Учреждение, подведомственное
Департаменту культуры
города Москвы

«Дом Гоголя — мемориальный музей и научная библиотека»
Цикл авторских мастер-классов «Куклы из сундучка»
«Ночь в музее-2019» в «Доме Гоголя»: «Ночь воплощений»
Режим работы 18 и 19 мая

	

Немая сцена в творчестве Гоголя и логика преображения

Савинков С. В. (Воронеж), д.ф.н., профессор кафедры истории русской литературы, теории и методики преподавания литературы Воронежского государственного педагогического университета и кафедры истории журналистики Воронежского государственного университета / 2010

Как известно, по замыслу Гоголя, действие «Ревизора» завершается беспрецедентным для театральной практики образом — немой сценой, во время которой актеры застывают в определенных позах и находятся в таком положении достаточно длительное по сценическим меркам время. В такое состояние их приводит потрясение от известия о прибытии подлинного ревизора. И это событие, как в свое время показал Ю. В. Манн, приводит потрясенный город в состояние, подобное тому, какое испытали жители Помпеи при виде извергающегося Везувия на знаменитом полотне К. Брюллова: и те, и другие окаменевают от ужаса.

Ю. В. Манном было замечено и то, что «немая сцена» в творчестве Гоголя имеет универсальное значение, которое, с его точки зрения, так или иначе определяется логикой переосмысления базовой для романтизма ситуации встречи с высшей силой. Сдвиг в сторону реализма знаменует в том числе и «развитие форм окаменения, прямо не провоцируемых вмешательством высших сил, но вместе с тем сохраняющих некий гротескный след»1. Тем не менее и в новом, уже не романтическом, ключе «немая сцена дается в апогее какого-то очень напряженного процесса, а само это напряжение вызвано его необычностью, неправильностью»2, «она фиксирует не всякий страх, а такой, который вызван непостижимыми для сознания фактами, перебоем в обыденном и естественном течении жизни»3.

Однако немая сцена может быть рассмотрена и в ином аспекте. Как представляется, она самым тесным образом связана у Гоголя и с идеей преображения человека, и с логикой ее осуществления.

Прежде всего следует сказать, что преображение может быть у Гоголя разным — истинным и ложным, спасительным и губителем. Ситуация обманного преображения разыгрывается, к примеру, в «Ревизоре». Городничему, как и его семейству, так и не суждено было преобразиться в важных петербургских особ, а Хлестакову — в значительное лицо.

Как известно, фигуре Хлестакова Гоголь придавал особое значение. Гоголевские требования к актерской протеичности находятся в полном соответствии с нарочито неопределенными очертаниями, которые автор придал Хлестакову в тексте самой пьесы. Роль Хлестакова перекликается с ролями тех гоголевских персонажей, которым просто по их статусу положено быть наделенными неопределенными чертами, правда, уже на других — не на характерологических, а на «метафизических» основаниях. Эти персонажи относятся у Гоголя к разряду «гостевых» — тех, которые так или иначе, званно или незванно, появляются в чужом для них пространстве. Их изначальная потустронность по отношению к тому месту, которое его обитатели считают своим, всегда и накладывает на их облик отпечаток какой-то чужести, всегда таящей в себе некую ускользающую от привыкшего к очертаниям своего мира взора иносказательность.

▶ ЧТО НУЖНО СДЕЛАТЬ:
A: Пожалуйста, процитируйте отрывок из статьи о немой сцене у Гоголя: начните со слов «Однако немая сцена» и остановитесь после слов «человека, и с логикой ее осуществления.».
B: Допишите статью о немой сцене у Гоголя, начав сразу после ее последнего предложения.

▶ СТРОКИ ДАННЫХ:
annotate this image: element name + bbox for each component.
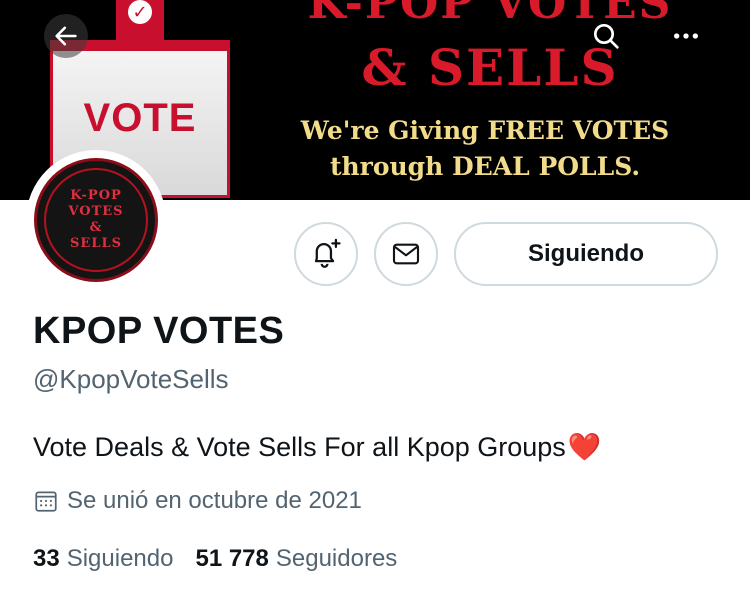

▶ РЕЗУЛЬТАТЫ ПО ЗАДАНИЯМ:
A:
Однако немая сцена может быть рассмотрена и в ином аспекте. Как представляется, она самым тесным образом связана у Гоголя и с идеей преображения человека, и с логикой ее осуществления.

B:
Как Акакию Акакиевичу Башмачкину явилась шинель в облике потустороннего «гостя», так и оставшемуся безымянным городу явился из Петербурга (а это все равно, что из другого мира) Хлестаков. Как и положено «таинственному призраку», Хлестаков (ясно, что предуведомляющее его появление слово инкогнито в этом случае приобретает несколько отличный от прямого значения оттенок) имеет подчеркнуто размытые очертания.

Сначала Хлестакова благодаря его аморфным признакам от страха принимают за скрывающегося под маской «гостя» всемогущего «хозяина», Ревизора, который по статусу сродни тем гоголевским персонажам, перед которыми (как перед Тарасом Бульбой или перед Вием) немеют от ужаса и трясутся от страха.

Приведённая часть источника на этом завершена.